**Problem statement**
Give the number of lines in the listing below that include the word "search", with nothing more.

**Task data**
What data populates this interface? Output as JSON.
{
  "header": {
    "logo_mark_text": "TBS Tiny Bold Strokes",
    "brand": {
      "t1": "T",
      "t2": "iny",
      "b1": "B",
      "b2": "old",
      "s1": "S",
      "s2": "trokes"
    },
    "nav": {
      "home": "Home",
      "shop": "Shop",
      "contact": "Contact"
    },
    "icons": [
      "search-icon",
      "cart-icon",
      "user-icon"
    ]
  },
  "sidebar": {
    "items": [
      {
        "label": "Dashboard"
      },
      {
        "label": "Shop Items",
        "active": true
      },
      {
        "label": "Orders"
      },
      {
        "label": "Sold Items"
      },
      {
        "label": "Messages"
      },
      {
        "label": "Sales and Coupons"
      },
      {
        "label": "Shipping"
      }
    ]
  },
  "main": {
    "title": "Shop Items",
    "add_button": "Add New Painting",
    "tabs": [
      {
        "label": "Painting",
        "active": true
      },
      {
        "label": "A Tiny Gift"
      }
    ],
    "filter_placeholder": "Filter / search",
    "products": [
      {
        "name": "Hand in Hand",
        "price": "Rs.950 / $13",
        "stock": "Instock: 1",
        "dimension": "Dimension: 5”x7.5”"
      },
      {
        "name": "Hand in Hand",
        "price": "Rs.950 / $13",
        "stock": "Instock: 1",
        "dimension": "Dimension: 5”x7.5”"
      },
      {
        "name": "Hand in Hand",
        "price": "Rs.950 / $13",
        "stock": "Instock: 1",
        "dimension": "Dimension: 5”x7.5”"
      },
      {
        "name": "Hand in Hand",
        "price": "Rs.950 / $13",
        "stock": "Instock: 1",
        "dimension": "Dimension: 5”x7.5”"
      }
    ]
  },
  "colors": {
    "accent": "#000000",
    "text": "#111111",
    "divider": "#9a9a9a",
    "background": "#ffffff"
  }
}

**Correct answer**
2